▸ **What to work on**: Write out the data below exactly as given, without any of its pictures.

▸ **Exercise material**:
□ □ □
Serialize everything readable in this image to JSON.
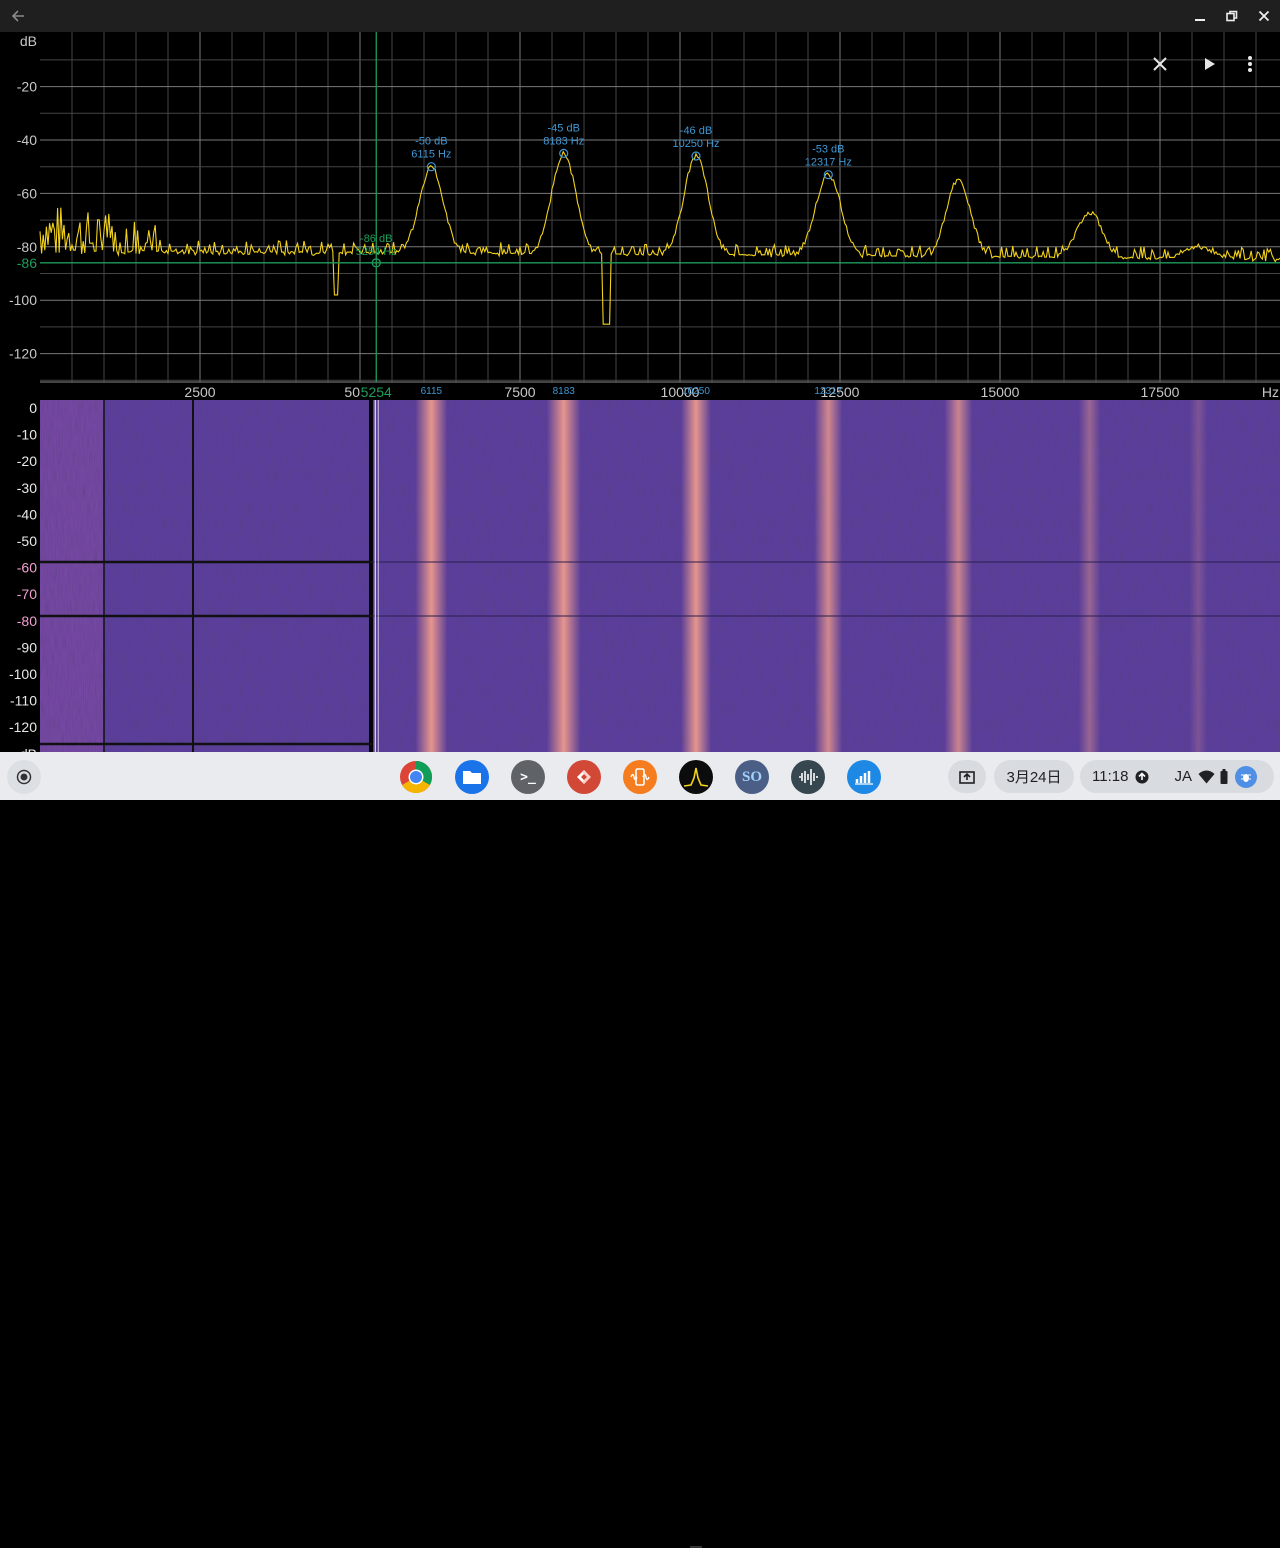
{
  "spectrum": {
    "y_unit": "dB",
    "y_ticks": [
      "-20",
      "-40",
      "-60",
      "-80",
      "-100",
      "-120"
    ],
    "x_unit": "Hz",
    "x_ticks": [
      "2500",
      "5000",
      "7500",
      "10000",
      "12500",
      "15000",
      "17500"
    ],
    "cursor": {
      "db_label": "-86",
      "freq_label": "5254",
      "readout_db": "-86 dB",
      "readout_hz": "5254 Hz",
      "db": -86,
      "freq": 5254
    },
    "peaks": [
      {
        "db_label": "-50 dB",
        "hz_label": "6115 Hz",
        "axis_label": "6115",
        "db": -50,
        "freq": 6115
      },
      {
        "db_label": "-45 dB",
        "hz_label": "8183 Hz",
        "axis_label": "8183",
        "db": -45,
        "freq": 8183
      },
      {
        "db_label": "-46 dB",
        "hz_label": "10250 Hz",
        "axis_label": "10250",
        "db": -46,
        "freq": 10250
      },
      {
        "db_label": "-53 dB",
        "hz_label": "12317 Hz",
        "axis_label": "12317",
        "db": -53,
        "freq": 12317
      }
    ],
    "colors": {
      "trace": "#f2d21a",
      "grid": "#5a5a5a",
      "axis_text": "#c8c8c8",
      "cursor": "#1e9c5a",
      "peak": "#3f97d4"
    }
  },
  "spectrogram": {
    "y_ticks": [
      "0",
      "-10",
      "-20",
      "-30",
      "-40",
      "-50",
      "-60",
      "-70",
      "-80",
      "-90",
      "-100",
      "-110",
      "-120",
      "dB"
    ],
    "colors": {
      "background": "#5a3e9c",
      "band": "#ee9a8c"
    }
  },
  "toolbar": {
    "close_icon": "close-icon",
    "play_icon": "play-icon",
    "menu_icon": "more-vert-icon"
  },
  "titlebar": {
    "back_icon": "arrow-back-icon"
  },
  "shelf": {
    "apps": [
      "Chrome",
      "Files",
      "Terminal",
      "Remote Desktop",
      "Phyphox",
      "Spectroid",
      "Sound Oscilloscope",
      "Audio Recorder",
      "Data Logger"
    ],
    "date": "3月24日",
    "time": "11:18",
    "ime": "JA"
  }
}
□ □ □
▸ **Final result**:
Serialize everything readable in this image to JSON.
{
  "spectrum": {
    "y_unit": "dB",
    "y_ticks": [
      "-20",
      "-40",
      "-60",
      "-80",
      "-100",
      "-120"
    ],
    "x_unit": "Hz",
    "x_ticks": [
      "2500",
      "5000",
      "7500",
      "10000",
      "12500",
      "15000",
      "17500"
    ],
    "cursor": {
      "db_label": "-86",
      "freq_label": "5254",
      "readout_db": "-86 dB",
      "readout_hz": "5254 Hz",
      "db": -86,
      "freq": 5254
    },
    "peaks": [
      {
        "db_label": "-50 dB",
        "hz_label": "6115 Hz",
        "axis_label": "6115",
        "db": -50,
        "freq": 6115
      },
      {
        "db_label": "-45 dB",
        "hz_label": "8183 Hz",
        "axis_label": "8183",
        "db": -45,
        "freq": 8183
      },
      {
        "db_label": "-46 dB",
        "hz_label": "10250 Hz",
        "axis_label": "10250",
        "db": -46,
        "freq": 10250
      },
      {
        "db_label": "-53 dB",
        "hz_label": "12317 Hz",
        "axis_label": "12317",
        "db": -53,
        "freq": 12317
      }
    ],
    "colors": {
      "trace": "#f2d21a",
      "grid": "#5a5a5a",
      "axis_text": "#c8c8c8",
      "cursor": "#1e9c5a",
      "peak": "#3f97d4"
    }
  },
  "spectrogram": {
    "y_ticks": [
      "0",
      "-10",
      "-20",
      "-30",
      "-40",
      "-50",
      "-60",
      "-70",
      "-80",
      "-90",
      "-100",
      "-110",
      "-120",
      "dB"
    ],
    "colors": {
      "background": "#5a3e9c",
      "band": "#ee9a8c"
    }
  },
  "toolbar": {
    "close_icon": "close-icon",
    "play_icon": "play-icon",
    "menu_icon": "more-vert-icon"
  },
  "titlebar": {
    "back_icon": "arrow-back-icon"
  },
  "shelf": {
    "apps": [
      "Chrome",
      "Files",
      "Terminal",
      "Remote Desktop",
      "Phyphox",
      "Spectroid",
      "Sound Oscilloscope",
      "Audio Recorder",
      "Data Logger"
    ],
    "date": "3月24日",
    "time": "11:18",
    "ime": "JA"
  }
}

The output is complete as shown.